======== EXTRACTED MATERIAL
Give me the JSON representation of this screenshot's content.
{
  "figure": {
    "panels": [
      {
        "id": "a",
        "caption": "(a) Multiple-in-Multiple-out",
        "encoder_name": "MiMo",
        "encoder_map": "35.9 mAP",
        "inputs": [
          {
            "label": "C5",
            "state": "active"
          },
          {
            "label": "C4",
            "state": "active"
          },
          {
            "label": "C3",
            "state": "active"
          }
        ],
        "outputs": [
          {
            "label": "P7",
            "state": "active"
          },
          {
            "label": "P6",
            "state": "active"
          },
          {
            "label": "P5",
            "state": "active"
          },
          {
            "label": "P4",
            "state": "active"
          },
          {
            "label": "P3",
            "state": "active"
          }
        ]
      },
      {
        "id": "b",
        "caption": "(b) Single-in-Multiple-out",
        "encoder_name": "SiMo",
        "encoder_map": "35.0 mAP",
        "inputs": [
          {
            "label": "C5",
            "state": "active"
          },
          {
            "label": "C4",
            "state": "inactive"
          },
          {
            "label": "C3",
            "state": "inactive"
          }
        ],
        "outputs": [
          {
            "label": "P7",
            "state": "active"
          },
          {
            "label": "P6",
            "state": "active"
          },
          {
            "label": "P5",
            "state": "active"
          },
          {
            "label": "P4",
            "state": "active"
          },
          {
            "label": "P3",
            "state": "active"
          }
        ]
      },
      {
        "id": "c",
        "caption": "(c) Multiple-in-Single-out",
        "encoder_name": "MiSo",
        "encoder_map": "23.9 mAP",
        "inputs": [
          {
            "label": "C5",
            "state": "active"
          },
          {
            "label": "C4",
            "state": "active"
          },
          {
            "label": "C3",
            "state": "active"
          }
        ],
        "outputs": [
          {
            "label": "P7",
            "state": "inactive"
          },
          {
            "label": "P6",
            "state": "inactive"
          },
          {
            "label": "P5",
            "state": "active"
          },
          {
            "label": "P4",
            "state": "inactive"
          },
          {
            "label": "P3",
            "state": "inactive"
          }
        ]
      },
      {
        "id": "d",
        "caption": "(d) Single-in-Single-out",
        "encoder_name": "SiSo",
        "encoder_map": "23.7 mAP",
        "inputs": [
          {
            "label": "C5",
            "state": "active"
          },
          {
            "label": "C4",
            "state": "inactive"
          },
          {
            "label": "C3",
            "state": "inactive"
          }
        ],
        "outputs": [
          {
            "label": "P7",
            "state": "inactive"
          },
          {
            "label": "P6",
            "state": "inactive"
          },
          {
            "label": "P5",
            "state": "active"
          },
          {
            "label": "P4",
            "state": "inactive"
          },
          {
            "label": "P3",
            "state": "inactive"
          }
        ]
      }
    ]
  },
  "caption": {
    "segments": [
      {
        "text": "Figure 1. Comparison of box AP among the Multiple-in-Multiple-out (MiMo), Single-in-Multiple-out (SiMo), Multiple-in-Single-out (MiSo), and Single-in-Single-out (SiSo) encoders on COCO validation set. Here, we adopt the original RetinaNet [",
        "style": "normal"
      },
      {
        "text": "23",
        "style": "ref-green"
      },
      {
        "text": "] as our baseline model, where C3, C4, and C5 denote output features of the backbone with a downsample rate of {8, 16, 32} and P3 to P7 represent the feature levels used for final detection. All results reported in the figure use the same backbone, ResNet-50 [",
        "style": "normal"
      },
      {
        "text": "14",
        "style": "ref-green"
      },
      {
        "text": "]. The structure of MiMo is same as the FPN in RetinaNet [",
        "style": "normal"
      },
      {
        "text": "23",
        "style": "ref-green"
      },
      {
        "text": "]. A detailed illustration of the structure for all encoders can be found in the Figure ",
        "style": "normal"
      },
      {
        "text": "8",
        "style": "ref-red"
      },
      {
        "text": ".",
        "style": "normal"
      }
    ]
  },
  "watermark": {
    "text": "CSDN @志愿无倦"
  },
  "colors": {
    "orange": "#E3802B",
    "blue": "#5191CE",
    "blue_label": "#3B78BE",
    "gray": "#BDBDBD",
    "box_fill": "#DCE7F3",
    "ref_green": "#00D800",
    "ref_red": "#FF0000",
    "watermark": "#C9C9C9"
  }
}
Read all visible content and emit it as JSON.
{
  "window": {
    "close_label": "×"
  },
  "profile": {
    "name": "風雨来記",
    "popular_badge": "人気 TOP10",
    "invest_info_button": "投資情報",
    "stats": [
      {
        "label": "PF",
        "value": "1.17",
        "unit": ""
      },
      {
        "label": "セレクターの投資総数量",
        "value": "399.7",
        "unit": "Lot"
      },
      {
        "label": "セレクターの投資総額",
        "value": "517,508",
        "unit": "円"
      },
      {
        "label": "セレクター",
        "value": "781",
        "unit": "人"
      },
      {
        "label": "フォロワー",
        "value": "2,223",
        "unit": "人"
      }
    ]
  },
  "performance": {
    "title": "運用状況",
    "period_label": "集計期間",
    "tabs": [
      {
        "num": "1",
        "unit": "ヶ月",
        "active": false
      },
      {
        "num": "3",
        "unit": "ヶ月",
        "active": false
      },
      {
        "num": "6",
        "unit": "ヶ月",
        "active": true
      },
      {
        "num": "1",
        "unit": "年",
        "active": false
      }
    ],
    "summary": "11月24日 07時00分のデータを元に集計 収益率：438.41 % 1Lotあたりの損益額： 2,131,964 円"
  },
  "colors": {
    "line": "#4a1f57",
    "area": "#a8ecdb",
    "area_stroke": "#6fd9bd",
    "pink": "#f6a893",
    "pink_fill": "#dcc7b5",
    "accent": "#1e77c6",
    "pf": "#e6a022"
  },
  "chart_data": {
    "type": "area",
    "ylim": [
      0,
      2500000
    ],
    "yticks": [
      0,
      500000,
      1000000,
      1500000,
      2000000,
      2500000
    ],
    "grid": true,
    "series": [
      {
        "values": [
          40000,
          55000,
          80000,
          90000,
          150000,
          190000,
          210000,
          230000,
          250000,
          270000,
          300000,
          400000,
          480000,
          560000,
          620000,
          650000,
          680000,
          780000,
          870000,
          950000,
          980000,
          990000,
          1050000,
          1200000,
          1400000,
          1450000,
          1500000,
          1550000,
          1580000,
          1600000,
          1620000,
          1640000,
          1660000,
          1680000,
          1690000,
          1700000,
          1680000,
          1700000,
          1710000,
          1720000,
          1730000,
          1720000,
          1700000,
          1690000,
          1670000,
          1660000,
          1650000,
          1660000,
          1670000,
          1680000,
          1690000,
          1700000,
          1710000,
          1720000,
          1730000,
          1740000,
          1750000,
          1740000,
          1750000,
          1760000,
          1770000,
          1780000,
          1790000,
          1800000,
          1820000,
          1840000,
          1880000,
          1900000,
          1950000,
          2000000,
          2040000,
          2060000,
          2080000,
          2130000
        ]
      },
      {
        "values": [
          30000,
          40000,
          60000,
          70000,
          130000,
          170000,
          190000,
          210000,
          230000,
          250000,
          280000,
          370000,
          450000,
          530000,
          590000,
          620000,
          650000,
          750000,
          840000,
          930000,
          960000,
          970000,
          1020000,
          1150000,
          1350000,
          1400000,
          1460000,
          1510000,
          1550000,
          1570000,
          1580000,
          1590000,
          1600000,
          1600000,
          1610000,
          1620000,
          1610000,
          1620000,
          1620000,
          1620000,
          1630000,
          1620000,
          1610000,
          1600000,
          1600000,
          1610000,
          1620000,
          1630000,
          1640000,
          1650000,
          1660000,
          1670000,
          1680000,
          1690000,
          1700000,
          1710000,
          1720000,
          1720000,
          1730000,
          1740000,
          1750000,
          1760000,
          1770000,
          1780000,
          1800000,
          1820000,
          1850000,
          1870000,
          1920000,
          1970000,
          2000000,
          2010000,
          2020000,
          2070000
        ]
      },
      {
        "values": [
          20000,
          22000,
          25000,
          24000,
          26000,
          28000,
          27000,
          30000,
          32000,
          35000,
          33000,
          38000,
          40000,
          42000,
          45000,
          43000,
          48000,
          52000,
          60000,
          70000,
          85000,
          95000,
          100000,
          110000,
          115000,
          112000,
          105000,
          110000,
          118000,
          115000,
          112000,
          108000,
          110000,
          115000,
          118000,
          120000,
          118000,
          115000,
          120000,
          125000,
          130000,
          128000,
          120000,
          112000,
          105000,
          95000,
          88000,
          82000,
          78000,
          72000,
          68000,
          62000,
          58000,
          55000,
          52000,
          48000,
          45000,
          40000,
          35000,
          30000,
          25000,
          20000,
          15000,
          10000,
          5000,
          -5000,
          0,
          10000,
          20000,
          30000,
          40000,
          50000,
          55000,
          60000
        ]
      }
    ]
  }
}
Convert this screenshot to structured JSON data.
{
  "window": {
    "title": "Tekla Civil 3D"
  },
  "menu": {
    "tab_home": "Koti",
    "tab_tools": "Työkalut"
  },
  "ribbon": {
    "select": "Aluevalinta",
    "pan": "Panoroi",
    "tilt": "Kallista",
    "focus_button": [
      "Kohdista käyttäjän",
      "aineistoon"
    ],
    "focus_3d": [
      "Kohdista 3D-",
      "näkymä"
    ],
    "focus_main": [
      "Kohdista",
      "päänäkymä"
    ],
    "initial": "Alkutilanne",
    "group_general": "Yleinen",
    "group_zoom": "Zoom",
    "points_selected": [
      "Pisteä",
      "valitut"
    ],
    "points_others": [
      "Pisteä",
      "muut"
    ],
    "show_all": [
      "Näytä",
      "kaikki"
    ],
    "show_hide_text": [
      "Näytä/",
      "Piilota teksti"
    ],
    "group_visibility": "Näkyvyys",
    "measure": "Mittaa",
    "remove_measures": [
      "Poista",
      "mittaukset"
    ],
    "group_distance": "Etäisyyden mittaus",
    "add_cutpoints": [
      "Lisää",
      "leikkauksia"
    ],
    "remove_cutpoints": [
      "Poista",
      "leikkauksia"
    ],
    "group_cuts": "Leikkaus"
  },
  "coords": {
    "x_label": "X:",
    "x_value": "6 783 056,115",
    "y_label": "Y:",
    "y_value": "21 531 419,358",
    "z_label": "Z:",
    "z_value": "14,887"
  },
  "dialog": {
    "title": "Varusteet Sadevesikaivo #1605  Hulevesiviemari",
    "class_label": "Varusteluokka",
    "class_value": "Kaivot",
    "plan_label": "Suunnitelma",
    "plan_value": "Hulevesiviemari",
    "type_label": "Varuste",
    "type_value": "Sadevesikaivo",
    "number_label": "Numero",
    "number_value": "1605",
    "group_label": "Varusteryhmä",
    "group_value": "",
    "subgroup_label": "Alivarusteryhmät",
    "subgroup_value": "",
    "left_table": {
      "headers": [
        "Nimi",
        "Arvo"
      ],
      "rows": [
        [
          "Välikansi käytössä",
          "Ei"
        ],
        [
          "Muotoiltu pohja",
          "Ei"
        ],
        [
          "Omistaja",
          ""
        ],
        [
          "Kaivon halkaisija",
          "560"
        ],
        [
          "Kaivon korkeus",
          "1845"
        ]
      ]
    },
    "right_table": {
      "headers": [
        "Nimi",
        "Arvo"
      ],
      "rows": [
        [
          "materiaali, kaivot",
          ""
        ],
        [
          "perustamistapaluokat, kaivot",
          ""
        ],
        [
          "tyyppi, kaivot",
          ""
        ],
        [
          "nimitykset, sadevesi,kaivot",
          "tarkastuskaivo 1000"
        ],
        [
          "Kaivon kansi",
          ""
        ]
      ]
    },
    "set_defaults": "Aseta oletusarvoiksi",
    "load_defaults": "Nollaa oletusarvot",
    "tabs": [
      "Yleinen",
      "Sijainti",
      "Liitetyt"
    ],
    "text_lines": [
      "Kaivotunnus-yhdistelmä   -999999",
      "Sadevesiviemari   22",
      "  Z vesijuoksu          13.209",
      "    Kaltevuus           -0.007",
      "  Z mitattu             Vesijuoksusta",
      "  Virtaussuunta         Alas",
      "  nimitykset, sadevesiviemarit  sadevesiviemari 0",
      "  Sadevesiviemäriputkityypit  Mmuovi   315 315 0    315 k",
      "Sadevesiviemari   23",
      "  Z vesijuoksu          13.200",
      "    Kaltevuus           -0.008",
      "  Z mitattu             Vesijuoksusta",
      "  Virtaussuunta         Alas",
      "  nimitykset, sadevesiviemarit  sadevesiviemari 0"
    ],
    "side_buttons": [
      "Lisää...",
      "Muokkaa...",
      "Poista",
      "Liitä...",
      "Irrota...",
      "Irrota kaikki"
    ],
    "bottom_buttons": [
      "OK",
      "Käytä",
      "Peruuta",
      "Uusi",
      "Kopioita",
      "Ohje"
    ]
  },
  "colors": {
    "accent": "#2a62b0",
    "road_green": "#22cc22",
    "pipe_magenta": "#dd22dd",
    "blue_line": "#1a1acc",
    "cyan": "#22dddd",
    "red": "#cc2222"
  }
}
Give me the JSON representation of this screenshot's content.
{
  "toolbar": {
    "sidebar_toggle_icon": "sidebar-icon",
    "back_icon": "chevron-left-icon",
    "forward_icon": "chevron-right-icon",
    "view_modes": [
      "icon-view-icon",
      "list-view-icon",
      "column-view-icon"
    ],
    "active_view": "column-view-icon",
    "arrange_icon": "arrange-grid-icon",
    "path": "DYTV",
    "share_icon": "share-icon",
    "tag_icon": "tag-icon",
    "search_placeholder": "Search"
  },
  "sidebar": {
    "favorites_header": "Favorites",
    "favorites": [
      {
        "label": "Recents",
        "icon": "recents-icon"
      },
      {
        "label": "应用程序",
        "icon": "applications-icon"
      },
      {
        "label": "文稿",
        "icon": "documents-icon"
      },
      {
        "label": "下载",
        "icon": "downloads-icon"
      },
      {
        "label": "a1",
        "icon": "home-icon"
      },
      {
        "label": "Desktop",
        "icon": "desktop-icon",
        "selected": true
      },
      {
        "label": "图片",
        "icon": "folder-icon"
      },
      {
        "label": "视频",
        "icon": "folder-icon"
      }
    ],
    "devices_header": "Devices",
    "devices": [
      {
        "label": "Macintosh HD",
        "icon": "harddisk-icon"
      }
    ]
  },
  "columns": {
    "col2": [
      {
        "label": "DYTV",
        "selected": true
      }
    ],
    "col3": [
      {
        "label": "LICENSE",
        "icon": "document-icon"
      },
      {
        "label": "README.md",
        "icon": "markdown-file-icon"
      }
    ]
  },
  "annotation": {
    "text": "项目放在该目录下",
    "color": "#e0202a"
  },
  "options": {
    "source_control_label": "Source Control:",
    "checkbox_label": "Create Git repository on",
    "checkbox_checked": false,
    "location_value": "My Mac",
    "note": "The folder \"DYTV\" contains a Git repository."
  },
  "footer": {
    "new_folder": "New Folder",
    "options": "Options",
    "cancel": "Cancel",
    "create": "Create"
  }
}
================
**EXERCISE AIM:** Report each line in the preceding entries that holds the string "RetinaNet".

**FINISHED TASK:**
        "text": "Figure 1. Comparison of box AP among the Multiple-in-Multiple-out (MiMo), Single-in-Multiple-out (SiMo), Multiple-in-Single-out (MiSo), and Single-in-Single-out (SiSo) encoders on COCO validation set. Here, we adopt the original RetinaNet [",
        "text": "]. The structure of MiMo is same as the FPN in RetinaNet [",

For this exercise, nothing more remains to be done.